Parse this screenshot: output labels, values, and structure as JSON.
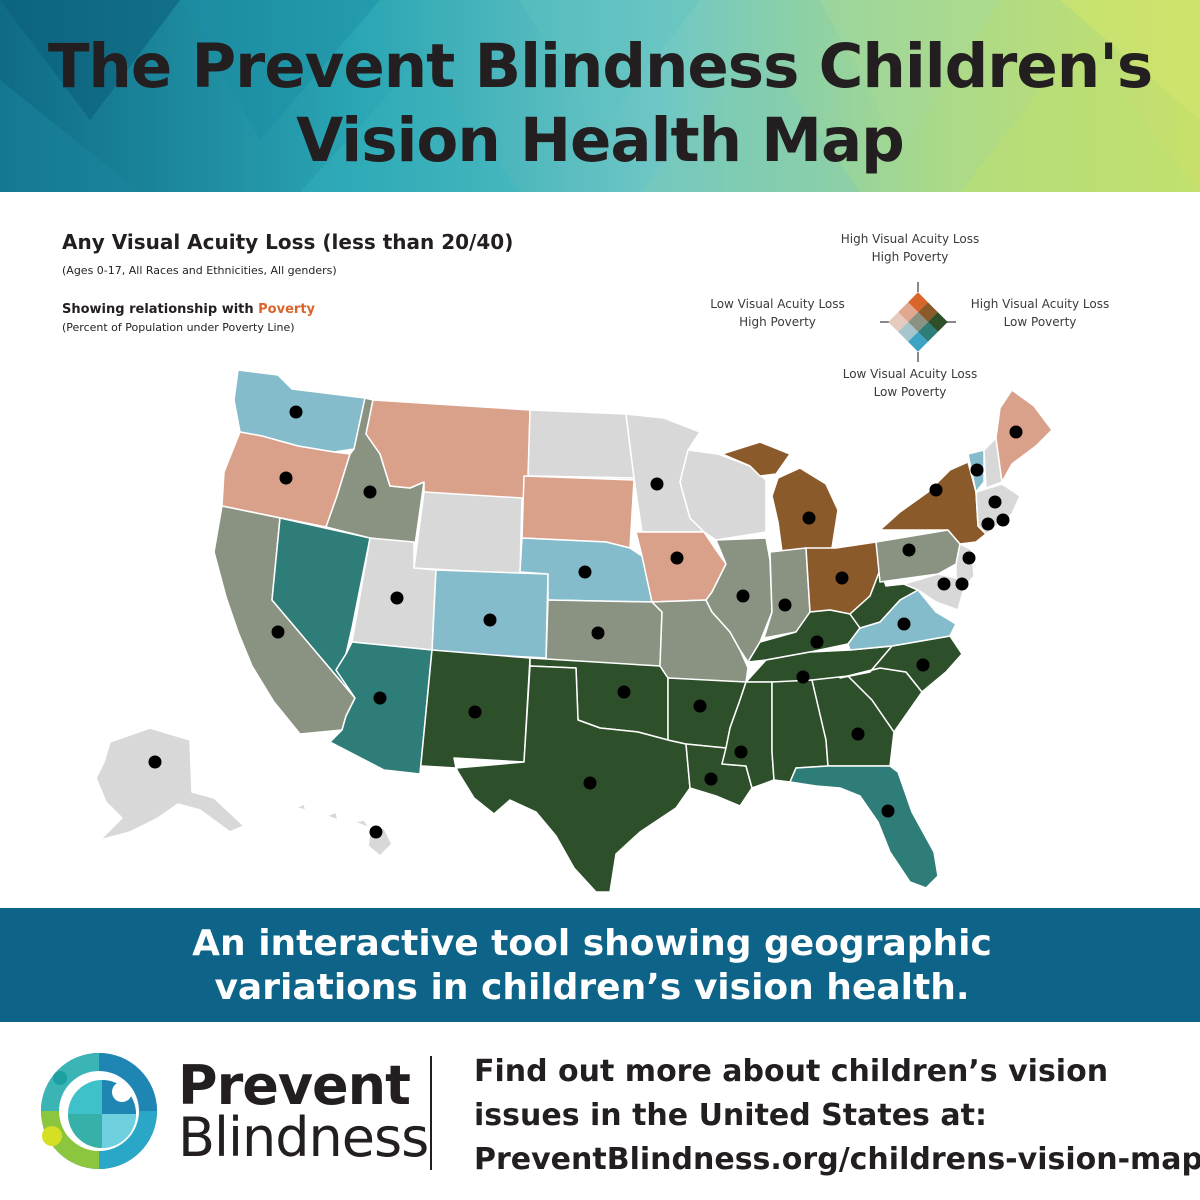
{
  "header": {
    "title_line1": "The Prevent Blindness Children's",
    "title_line2": "Vision Health Map"
  },
  "map": {
    "title": "Any Visual Acuity Loss (less than 20/40)",
    "subtitle": "(Ages 0-17, All Races and Ethnicities, All genders)",
    "relationship_prefix": "Showing relationship with ",
    "relationship_highlight": "Poverty",
    "relationship_sub": "(Percent of Population under Poverty Line)",
    "highlight_color": "#d9652b",
    "legend": {
      "top_line1": "High Visual Acuity Loss",
      "top_line2": "High Poverty",
      "left_line1": "Low Visual Acuity Loss",
      "left_line2": "High Poverty",
      "right_line1": "High Visual Acuity Loss",
      "right_line2": "Low Poverty",
      "bottom_line1": "Low Visual Acuity Loss",
      "bottom_line2": "Low Poverty"
    },
    "palette": {
      "high_high": "#2d4f2a",
      "high_mid": "#2f7d78",
      "high_low": "#85bccb",
      "mid_high": "#8a5a2b",
      "mid_mid": "#8a9381",
      "low_high": "#d9a08a",
      "low_low": "#d8d8d8"
    },
    "marker_icon": "dot-icon"
  },
  "banner": {
    "line1": "An interactive tool showing geographic",
    "line2": "variations in children’s vision health."
  },
  "footer": {
    "logo_word1": "Prevent",
    "logo_word2": "Blindness",
    "logo_icon": "eye-logo-icon",
    "cta_line1": "Find out more about children’s vision",
    "cta_line2": "issues in the United States at:",
    "cta_line3": "PreventBlindness.org/childrens-vision-map"
  }
}
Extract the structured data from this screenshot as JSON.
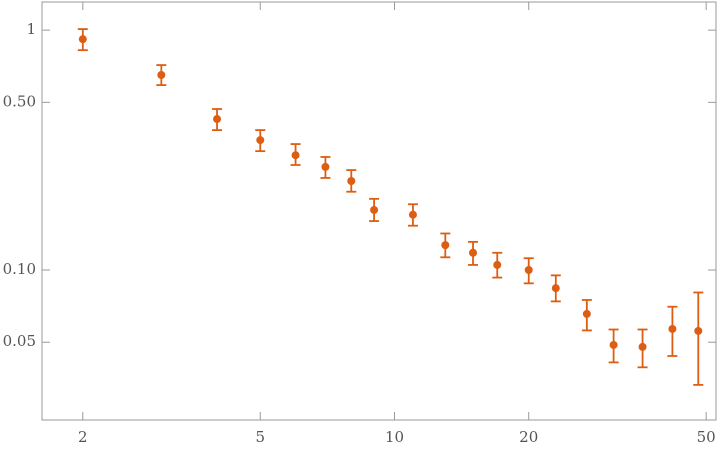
{
  "chart_data": {
    "type": "scatter",
    "x": [
      2,
      3,
      4,
      5,
      6,
      7,
      8,
      9,
      11,
      13,
      15,
      17,
      20,
      23,
      27,
      31,
      36,
      42,
      48
    ],
    "values": [
      0.917,
      0.65,
      0.426,
      0.348,
      0.301,
      0.269,
      0.235,
      0.178,
      0.17,
      0.127,
      0.118,
      0.105,
      0.1,
      0.084,
      0.0656,
      0.0487,
      0.0478,
      0.0568,
      0.0557
    ],
    "lower": [
      0.825,
      0.59,
      0.383,
      0.313,
      0.274,
      0.242,
      0.212,
      0.16,
      0.153,
      0.113,
      0.105,
      0.093,
      0.088,
      0.074,
      0.056,
      0.0412,
      0.0393,
      0.0438,
      0.0332
    ],
    "upper": [
      1.01,
      0.715,
      0.469,
      0.383,
      0.335,
      0.296,
      0.261,
      0.198,
      0.188,
      0.142,
      0.131,
      0.118,
      0.112,
      0.095,
      0.075,
      0.0565,
      0.0565,
      0.0703,
      0.0806
    ],
    "color": "#dd5e12",
    "xlim": [
      1.62,
      52.6
    ],
    "ylim": [
      0.0237,
      1.31
    ],
    "xticks": [
      2,
      5,
      10,
      20,
      50
    ],
    "yticks": [
      1,
      {
        "value": 0.5,
        "label": "0.50"
      },
      {
        "value": 0.1,
        "label": "0.10"
      },
      0.05
    ],
    "xscale": "log",
    "yscale": "log"
  }
}
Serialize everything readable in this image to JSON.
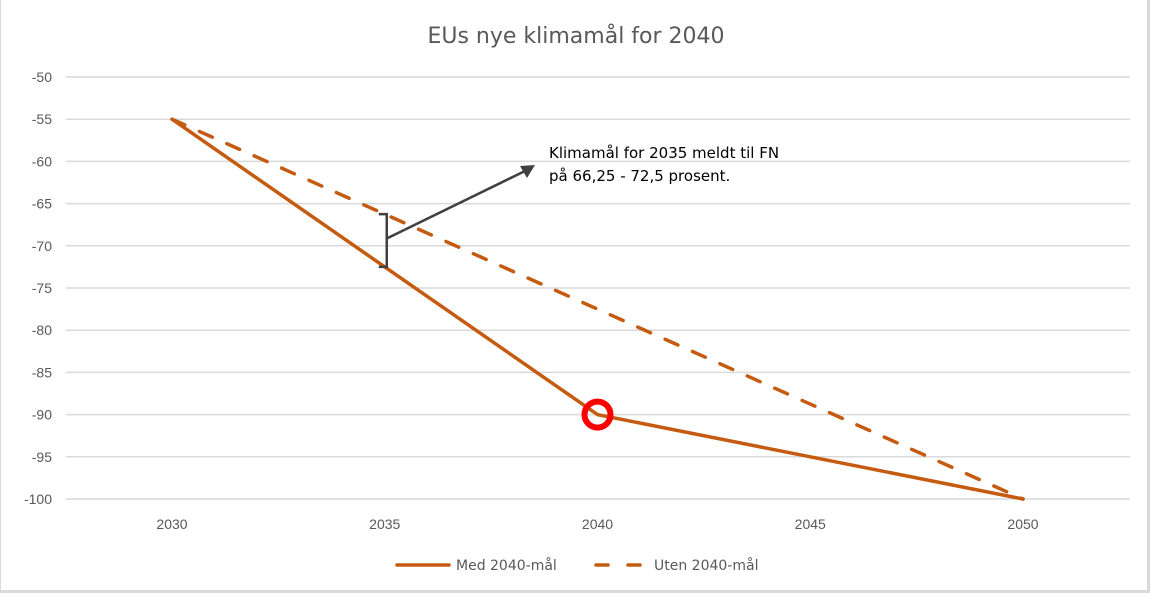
{
  "chart_data": {
    "type": "line",
    "title": "EUs nye klimamål for 2040",
    "xlabel": "",
    "ylabel": "",
    "x": [
      2030,
      2035,
      2040,
      2045,
      2050
    ],
    "x_tick_labels": [
      "2030",
      "2035",
      "2040",
      "2045",
      "2050"
    ],
    "xlim": [
      2027.5,
      2052.5
    ],
    "ylim": [
      -100,
      -50
    ],
    "y_ticks": [
      -50,
      -55,
      -60,
      -65,
      -70,
      -75,
      -80,
      -85,
      -90,
      -95,
      -100
    ],
    "y_tick_labels": [
      "-50",
      "-55",
      "-60",
      "-65",
      "-70",
      "-75",
      "-80",
      "-85",
      "-90",
      "-95",
      "-100"
    ],
    "grid": "horizontal",
    "legend_position": "bottom",
    "series": [
      {
        "name": "Med 2040-mål",
        "style": "solid",
        "color": "#c55a11",
        "values": [
          -55,
          -72.5,
          -90,
          -95,
          -100
        ]
      },
      {
        "name": "Uten 2040-mål",
        "style": "dashed",
        "color": "#c55a11",
        "values": [
          -55,
          -66.25,
          -77.5,
          -88.75,
          -100
        ]
      }
    ],
    "annotations": [
      {
        "type": "range-bracket-with-arrow",
        "x": 2035,
        "y_range": [
          -66.25,
          -72.5
        ],
        "text_lines": [
          "Klimamål for 2035 meldt til FN",
          "på 66,25 - 72,5 prosent."
        ],
        "color": "#404040"
      },
      {
        "type": "circle-marker",
        "x": 2040,
        "y": -90,
        "color": "#ff0000"
      }
    ]
  }
}
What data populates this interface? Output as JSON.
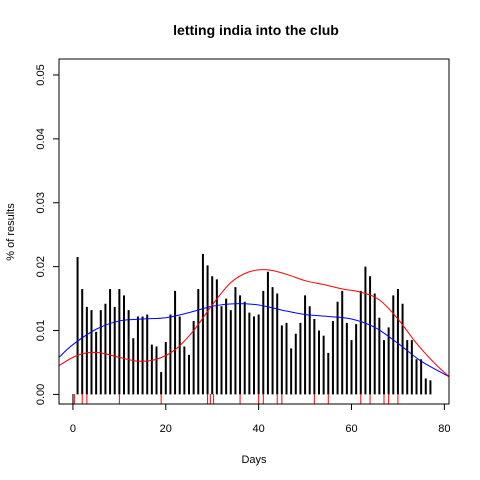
{
  "chart_data": {
    "type": "bar",
    "title": "letting india into the club",
    "xlabel": "Days",
    "ylabel": "% of results",
    "xlim": [
      -3,
      81
    ],
    "ylim": [
      -0.0015,
      0.0525
    ],
    "x_ticks": [
      0,
      20,
      40,
      60,
      80
    ],
    "y_ticks": [
      0.0,
      0.01,
      0.02,
      0.03,
      0.04,
      0.05
    ],
    "y_tick_labels": [
      "0.00",
      "0.01",
      "0.02",
      "0.03",
      "0.04",
      "0.05"
    ],
    "grid": false,
    "bar_color": "#000000",
    "days": [
      1,
      2,
      3,
      4,
      5,
      6,
      7,
      8,
      9,
      10,
      11,
      12,
      13,
      14,
      15,
      16,
      17,
      18,
      19,
      20,
      21,
      22,
      23,
      24,
      25,
      26,
      27,
      28,
      29,
      30,
      31,
      32,
      33,
      34,
      35,
      36,
      37,
      38,
      39,
      40,
      41,
      42,
      43,
      44,
      45,
      46,
      47,
      48,
      49,
      50,
      51,
      52,
      53,
      54,
      55,
      56,
      57,
      58,
      59,
      60,
      61,
      62,
      63,
      64,
      65,
      66,
      67,
      68,
      69,
      70,
      71,
      72,
      73,
      74,
      75,
      76,
      77
    ],
    "values": [
      0.0215,
      0.0165,
      0.0137,
      0.0132,
      0.0098,
      0.0132,
      0.0142,
      0.0165,
      0.0137,
      0.0165,
      0.0155,
      0.0132,
      0.0088,
      0.0122,
      0.0122,
      0.0125,
      0.0078,
      0.0075,
      0.0035,
      0.0082,
      0.0125,
      0.0162,
      0.0122,
      0.0075,
      0.0062,
      0.0115,
      0.0165,
      0.022,
      0.0202,
      0.0185,
      0.018,
      0.0138,
      0.015,
      0.0132,
      0.0168,
      0.0155,
      0.0145,
      0.0128,
      0.0122,
      0.0125,
      0.0162,
      0.0192,
      0.0168,
      0.0158,
      0.0108,
      0.0112,
      0.0072,
      0.0095,
      0.0112,
      0.0155,
      0.0138,
      0.0118,
      0.01,
      0.0092,
      0.0065,
      0.0115,
      0.0145,
      0.0162,
      0.0112,
      0.0085,
      0.011,
      0.0162,
      0.02,
      0.0185,
      0.0158,
      0.012,
      0.0085,
      0.0105,
      0.0155,
      0.0165,
      0.0142,
      0.0085,
      0.0085,
      0.0055,
      0.0055,
      0.0025,
      0.0022
    ],
    "series": [
      {
        "color": "#0000ff",
        "x": [
          -3,
          0,
          5,
          10,
          15,
          20,
          25,
          30,
          35,
          40,
          45,
          50,
          55,
          60,
          65,
          70,
          75,
          81
        ],
        "y": [
          0.0058,
          0.0078,
          0.0102,
          0.0115,
          0.0118,
          0.012,
          0.0128,
          0.0138,
          0.0142,
          0.014,
          0.0132,
          0.0125,
          0.0122,
          0.0118,
          0.0105,
          0.008,
          0.0052,
          0.0028
        ]
      },
      {
        "color": "#ff0000",
        "x": [
          -3,
          0,
          3,
          6,
          10,
          14,
          18,
          22,
          26,
          30,
          34,
          38,
          42,
          46,
          50,
          54,
          58,
          62,
          66,
          70,
          74,
          78,
          81
        ],
        "y": [
          0.0045,
          0.0058,
          0.0065,
          0.0065,
          0.0058,
          0.0052,
          0.0055,
          0.007,
          0.01,
          0.014,
          0.0175,
          0.0192,
          0.0195,
          0.0188,
          0.0178,
          0.0172,
          0.0165,
          0.016,
          0.0148,
          0.0118,
          0.008,
          0.0048,
          0.0028
        ]
      }
    ],
    "rug": [
      {
        "x": 0,
        "color": "#000000"
      },
      {
        "x": 0.3,
        "color": "#ff0000"
      },
      {
        "x": 2,
        "color": "#ff0000"
      },
      {
        "x": 3,
        "color": "#ff0000"
      },
      {
        "x": 10,
        "color": "#ff0000"
      },
      {
        "x": 19,
        "color": "#ff0000"
      },
      {
        "x": 29,
        "color": "#ff0000"
      },
      {
        "x": 29.6,
        "color": "#ff0000"
      },
      {
        "x": 30.3,
        "color": "#ff0000"
      },
      {
        "x": 36,
        "color": "#ff0000"
      },
      {
        "x": 40,
        "color": "#ff0000"
      },
      {
        "x": 41,
        "color": "#ff0000"
      },
      {
        "x": 44,
        "color": "#ff0000"
      },
      {
        "x": 45,
        "color": "#ff0000"
      },
      {
        "x": 52,
        "color": "#ff0000"
      },
      {
        "x": 55,
        "color": "#ff0000"
      },
      {
        "x": 62,
        "color": "#ff0000"
      },
      {
        "x": 64,
        "color": "#ff0000"
      },
      {
        "x": 67,
        "color": "#ff0000"
      },
      {
        "x": 68,
        "color": "#ff0000"
      },
      {
        "x": 70,
        "color": "#ff0000"
      }
    ]
  }
}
------------
### The problem:
Pull out each line of the records holding the string "this".

### Reply:
Parse this screenshot: output labels, values, and structure as JSON.
Extract the structured data from this screenshot as JSON.
Serialize everything readable in this image to JSON.
What data populates this interface? Output as JSON.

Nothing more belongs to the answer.